[Dataset records]
*-*-*

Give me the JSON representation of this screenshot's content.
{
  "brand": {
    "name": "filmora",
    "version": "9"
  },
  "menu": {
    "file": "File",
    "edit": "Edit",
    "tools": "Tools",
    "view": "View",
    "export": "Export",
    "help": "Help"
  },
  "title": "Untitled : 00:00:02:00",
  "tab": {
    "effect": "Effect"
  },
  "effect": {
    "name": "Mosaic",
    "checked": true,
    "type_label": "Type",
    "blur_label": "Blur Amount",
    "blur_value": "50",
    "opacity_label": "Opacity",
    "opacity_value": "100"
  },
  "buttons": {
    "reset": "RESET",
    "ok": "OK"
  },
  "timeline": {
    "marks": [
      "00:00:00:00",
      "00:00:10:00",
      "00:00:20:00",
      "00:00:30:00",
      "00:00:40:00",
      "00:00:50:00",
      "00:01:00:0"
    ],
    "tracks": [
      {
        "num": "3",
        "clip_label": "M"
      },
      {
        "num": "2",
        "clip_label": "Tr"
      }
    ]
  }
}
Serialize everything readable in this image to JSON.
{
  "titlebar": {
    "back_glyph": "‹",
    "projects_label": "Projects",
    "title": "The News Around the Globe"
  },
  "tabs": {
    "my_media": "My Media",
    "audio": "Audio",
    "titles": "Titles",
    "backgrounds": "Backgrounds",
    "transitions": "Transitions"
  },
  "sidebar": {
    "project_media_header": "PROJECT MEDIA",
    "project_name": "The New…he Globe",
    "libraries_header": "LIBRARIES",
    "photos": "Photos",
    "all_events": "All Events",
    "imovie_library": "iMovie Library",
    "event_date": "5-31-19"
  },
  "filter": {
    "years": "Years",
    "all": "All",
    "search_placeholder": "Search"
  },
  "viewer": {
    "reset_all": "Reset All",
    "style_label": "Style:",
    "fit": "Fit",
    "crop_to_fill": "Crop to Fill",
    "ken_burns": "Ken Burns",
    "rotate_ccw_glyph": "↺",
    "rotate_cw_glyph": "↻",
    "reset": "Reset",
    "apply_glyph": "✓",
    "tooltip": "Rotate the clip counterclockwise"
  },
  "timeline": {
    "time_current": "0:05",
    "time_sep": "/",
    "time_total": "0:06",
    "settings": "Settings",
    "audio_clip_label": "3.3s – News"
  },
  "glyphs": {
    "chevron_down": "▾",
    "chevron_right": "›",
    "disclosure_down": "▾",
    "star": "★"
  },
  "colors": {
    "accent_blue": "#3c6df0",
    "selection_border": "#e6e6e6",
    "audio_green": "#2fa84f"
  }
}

*-*-*

→ **Brief**
Filter the entries above down to the lines containing the word "JSON".

→ **Expected answer**
Give me the JSON representation of this screenshot's content.
Serialize everything readable in this image to JSON.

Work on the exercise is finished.